**Exercise prompt**. The answer should be a single number: how many lines of the entries below hold the word "this".

━━━ Given data

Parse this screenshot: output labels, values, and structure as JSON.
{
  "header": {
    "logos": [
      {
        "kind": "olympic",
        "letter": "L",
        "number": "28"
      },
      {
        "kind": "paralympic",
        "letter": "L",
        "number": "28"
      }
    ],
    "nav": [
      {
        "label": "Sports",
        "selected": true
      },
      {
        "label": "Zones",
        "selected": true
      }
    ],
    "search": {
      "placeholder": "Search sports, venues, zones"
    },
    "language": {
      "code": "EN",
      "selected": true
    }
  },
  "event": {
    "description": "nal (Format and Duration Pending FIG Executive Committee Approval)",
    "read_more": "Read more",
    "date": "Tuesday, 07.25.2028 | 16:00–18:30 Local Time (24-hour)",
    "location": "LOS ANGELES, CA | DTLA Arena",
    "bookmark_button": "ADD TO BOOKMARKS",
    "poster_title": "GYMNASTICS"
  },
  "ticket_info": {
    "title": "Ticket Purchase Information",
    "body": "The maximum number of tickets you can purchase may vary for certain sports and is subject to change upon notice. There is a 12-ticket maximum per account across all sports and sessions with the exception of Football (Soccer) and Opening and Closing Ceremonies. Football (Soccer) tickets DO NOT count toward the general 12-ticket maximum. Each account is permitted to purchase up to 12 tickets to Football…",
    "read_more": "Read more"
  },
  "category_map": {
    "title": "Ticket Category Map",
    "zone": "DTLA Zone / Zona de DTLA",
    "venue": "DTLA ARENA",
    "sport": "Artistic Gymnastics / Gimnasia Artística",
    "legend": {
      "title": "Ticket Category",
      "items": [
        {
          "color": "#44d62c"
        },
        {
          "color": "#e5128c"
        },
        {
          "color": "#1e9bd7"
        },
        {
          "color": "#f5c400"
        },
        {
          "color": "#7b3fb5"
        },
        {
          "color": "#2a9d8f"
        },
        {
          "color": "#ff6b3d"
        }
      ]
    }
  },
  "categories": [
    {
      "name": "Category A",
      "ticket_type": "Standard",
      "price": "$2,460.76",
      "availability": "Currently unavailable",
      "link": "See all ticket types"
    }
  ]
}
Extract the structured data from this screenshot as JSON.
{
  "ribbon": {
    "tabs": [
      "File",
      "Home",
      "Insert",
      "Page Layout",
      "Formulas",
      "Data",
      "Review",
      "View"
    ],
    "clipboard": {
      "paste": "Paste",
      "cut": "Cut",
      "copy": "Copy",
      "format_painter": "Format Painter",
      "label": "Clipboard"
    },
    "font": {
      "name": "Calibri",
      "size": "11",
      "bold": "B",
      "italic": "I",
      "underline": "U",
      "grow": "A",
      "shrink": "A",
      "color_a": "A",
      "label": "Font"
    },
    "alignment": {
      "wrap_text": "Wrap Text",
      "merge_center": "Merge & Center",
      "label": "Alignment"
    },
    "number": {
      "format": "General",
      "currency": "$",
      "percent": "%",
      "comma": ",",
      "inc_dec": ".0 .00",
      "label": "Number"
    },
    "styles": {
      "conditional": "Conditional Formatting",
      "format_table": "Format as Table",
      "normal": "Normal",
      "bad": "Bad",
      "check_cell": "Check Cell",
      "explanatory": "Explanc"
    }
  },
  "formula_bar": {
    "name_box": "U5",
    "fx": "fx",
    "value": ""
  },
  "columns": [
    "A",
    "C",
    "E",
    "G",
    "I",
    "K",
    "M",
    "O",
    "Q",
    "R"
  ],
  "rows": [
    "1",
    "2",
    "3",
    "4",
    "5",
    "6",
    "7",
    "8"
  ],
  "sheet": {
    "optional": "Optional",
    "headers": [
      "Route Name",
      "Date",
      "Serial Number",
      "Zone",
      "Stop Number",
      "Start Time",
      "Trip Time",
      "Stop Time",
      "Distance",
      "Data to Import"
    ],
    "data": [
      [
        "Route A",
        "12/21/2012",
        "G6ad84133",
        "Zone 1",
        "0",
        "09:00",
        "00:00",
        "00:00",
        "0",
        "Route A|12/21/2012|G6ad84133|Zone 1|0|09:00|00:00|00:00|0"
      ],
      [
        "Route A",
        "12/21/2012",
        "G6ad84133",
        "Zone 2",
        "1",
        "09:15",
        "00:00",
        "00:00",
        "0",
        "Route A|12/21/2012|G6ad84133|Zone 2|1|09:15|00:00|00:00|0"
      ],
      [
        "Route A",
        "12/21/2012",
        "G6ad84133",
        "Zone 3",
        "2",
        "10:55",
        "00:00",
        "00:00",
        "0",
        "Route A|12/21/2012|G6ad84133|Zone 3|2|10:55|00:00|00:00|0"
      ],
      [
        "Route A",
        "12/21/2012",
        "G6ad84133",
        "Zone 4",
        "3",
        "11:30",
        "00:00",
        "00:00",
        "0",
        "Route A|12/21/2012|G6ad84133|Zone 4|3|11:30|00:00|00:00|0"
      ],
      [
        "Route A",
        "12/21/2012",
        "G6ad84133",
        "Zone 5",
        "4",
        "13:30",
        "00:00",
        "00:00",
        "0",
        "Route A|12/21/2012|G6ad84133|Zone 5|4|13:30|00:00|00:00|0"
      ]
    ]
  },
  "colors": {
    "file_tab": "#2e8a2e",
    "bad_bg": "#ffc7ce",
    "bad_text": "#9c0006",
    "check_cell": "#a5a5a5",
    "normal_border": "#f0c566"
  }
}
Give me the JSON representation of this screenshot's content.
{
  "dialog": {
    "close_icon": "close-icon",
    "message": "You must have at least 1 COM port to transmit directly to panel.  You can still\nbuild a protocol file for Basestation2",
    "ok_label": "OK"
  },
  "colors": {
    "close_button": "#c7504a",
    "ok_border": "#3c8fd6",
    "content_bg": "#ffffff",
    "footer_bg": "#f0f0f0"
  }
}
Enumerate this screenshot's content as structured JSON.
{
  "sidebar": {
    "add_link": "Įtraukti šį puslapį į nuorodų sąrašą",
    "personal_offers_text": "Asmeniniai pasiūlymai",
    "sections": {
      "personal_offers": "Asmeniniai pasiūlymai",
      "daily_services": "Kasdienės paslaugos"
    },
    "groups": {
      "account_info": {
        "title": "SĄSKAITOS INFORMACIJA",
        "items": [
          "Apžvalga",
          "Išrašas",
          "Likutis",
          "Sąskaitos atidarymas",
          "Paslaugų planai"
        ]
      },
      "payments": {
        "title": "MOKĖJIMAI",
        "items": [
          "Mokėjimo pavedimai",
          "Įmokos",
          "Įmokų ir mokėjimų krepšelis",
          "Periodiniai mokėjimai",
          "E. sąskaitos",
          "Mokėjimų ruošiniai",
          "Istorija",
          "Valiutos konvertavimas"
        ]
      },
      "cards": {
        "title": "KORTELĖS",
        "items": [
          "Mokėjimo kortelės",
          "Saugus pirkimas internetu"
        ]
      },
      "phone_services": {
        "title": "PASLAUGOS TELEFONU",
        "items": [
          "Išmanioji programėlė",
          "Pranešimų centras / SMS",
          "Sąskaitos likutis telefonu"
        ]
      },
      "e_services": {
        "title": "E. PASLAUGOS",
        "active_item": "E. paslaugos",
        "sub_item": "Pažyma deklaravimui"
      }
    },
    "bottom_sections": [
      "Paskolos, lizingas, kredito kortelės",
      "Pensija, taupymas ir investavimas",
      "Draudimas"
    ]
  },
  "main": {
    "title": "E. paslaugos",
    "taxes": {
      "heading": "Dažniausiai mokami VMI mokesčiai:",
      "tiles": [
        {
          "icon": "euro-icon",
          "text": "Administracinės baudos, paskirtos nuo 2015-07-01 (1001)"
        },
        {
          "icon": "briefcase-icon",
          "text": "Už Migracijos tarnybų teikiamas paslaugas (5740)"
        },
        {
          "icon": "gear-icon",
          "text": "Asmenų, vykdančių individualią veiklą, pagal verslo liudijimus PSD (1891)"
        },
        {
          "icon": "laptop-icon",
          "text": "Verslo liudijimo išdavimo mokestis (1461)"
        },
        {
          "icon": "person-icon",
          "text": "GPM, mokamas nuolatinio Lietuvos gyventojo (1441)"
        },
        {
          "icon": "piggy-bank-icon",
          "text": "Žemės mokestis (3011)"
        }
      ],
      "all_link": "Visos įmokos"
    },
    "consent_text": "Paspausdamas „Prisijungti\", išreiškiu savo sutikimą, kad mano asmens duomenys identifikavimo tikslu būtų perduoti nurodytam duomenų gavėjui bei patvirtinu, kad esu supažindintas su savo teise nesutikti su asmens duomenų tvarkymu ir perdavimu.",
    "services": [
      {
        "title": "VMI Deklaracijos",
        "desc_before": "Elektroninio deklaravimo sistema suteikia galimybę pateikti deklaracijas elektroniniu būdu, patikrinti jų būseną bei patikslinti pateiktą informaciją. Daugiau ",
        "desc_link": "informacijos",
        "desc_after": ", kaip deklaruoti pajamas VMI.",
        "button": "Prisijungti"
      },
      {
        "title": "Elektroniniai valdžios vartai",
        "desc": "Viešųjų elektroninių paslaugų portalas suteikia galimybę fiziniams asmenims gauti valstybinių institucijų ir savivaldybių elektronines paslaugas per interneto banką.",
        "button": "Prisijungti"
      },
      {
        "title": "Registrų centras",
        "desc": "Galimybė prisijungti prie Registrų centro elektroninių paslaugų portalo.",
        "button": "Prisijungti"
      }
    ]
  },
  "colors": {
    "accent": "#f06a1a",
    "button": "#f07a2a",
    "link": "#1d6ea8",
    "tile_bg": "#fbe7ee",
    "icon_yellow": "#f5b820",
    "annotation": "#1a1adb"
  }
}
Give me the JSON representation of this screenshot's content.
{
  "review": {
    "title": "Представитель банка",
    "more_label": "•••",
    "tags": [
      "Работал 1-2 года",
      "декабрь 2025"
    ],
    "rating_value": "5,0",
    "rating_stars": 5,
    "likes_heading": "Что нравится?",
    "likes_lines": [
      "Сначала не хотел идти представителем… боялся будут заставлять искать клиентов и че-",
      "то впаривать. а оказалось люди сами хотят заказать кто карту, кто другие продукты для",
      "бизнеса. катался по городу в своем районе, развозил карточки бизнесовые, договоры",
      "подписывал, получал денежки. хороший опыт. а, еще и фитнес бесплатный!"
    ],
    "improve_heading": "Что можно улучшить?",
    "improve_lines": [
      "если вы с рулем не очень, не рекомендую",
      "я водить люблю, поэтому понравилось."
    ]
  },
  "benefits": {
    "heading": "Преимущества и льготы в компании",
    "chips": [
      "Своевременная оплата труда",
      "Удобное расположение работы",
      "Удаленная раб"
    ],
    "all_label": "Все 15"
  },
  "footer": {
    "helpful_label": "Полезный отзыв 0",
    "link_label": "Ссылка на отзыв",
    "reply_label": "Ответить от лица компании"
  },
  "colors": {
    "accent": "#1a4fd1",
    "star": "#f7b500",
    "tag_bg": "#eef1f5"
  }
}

━━━━━━

**Worked solution**. 5